**ИСХОДНЫЙ ТЕКСТ:**

┄┄┄┄┄┄┄┄┄┄

Читаем Красин полностью

Молодежь оправилась на прогулку. Плыли вверх по Оке на лодках, Когда пристали к лесистому берегу, наловили рыбы и разожгли костры.

А пока в ведре, закипая, булькала уха, затеяли чехарду.

И тут среди шумливой ватаги резвящихся молодых людей Красин обратил внимание на человека, которого прежде, по дороге, не приметил. Был он странно не похож на остальных. Держался особняком от всех, сидя на берегу, неотрывно глядя на воду сквозь овальные очки в железной оправе.

Щуплый, с сухощавым загорелым лицом, в картузе, надвинутом почти на самые брови, он выделялся своей задумчивой отрешенностью. Да и одет был не так, как другие. Много хуже. На нем была грязноватая красная рубаха, подпоясанная неопределенного цвета кушаком, и пальто внакидку, потертое и изрядно поношенное, явно с чужого плеча.

Хотя день стоял жаркий, он все время кутался в это пальто, придерживая рукой какой-то сверток, спрятанный под полой.

Человек этот заинтересовал Красина, как и вообще интересовали его новые люди. Он попытался разговориться. Но это оказалось делом совсем не простым. Новый знакомый все больше помалкивал, пронзительно посматривая на собеседника серенькими колючими глазками. Лишь время от времени он задавал короткие, отрывистые вопросы. Чего бы они ни касались — серьезного ли, ерунды, — в тоне почему-то звучала скрытая насмешка.

И только потом, после того как поспела уха и они вдвоем, отъединившись от всей компании, уселись под широкоствольной сосной и принялись хлебать из одной миски наваристую, остро поперченную юшку, разговор, наконец, склеился,

Красин очень обрадовался, узнав от своего нового знакомого — нижегородского статистика Павла Николаевича Скворцова, — что тот марксист, непоколебимый и твердо убежденный.

Скворцов уже напечатал несколько статей в московском "Юридическом вестнике" и только что закончил большую статью, в которой бил наотмашь столпа народников Воронцова, знаменитого "ВВ".

Сверток под полой и был рукописью этой самой статьи.

— Вы понимаете, — Скворцов вдруг улыбнулся, застенчивая улыбка совсем не вязалась с надменно-насмешливым выражением его лица, — живу я по-свински, на чердаке. Домишко прескверный — дерево да труха. Того и гляди загорится. Вот и погибнет рукопись. А если бог помилует, убережет от пожара, так, чего доброго, какой-нибудь вахлак пустит ее на раскур, изведет, подлец, на цигарки. Вот и изволь садись пиши сызнова… Так что спокойнее таскать рукопись повсюду с собой…

Высказав все это, он надсадно закашлялся, сердито замахал руками и закурил, жадно и глубоко затягиваясь папиросой.

┄┄┄┄┄┄┄┄┄┄

**ИСХОДНЫЕ ДАННЫЕ:**

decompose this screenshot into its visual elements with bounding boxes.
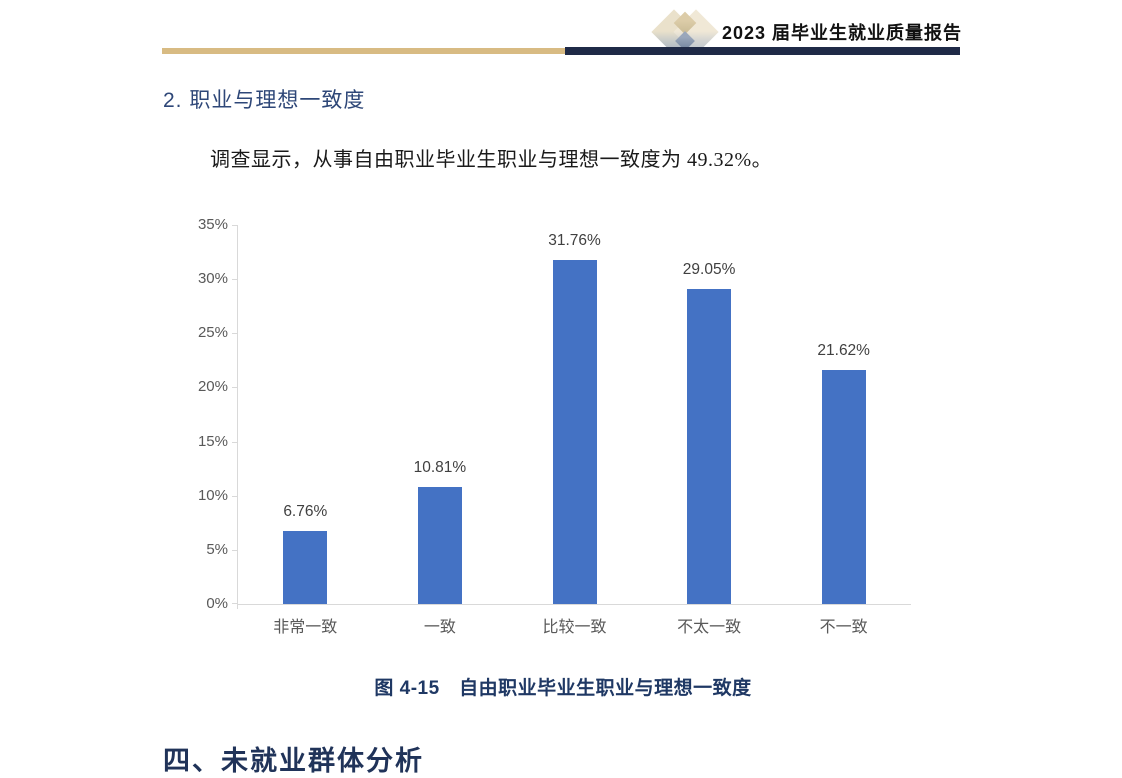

┄┄┄┄┄┄┄┄┄┄

**ЗАДАНИЯ:**
a) Воспроизведите без изменений отрывок из текста о Красине, который начинается со слов «А пока в ведре, закипая, булькала» и заканчивается словами «с чужого плеча.».
b) По тексту о Красине ответьте коротко на вопросы:
(i) По какой реке молодежь плыла на лодках?
(ii) Кем по профессии был Павел Николаевич Скворцов?
(iii) Где, по словам Скворцова, он живет?

**ОТВЕТЫ К ЗАДАНИЯМ:**
a)
А пока в ведре, закипая, булькала уха, затеяли чехарду.

И тут среди шумливой ватаги резвящихся молодых людей Красин обратил внимание на человека, которого прежде, по дороге, не приметил. Был он странно не похож на остальных. Держался особняком от всех, сидя на берегу, неотрывно глядя на воду сквозь овальные очки в железной оправе.

Щуплый, с сухощавым загорелым лицом, в картузе, надвинутом почти на самые брови, он выделялся своей задумчивой отрешенностью. Да и одет был не так, как другие. Много хуже. На нем была грязноватая красная рубаха, подпоясанная неопределенного цвета кушаком, и пальто внакидку, потертое и изрядно поношенное, явно с чужого плеча.

b)
(i) По Оке.
(ii) Нижегородским статистиком.
(iii) На чердаке.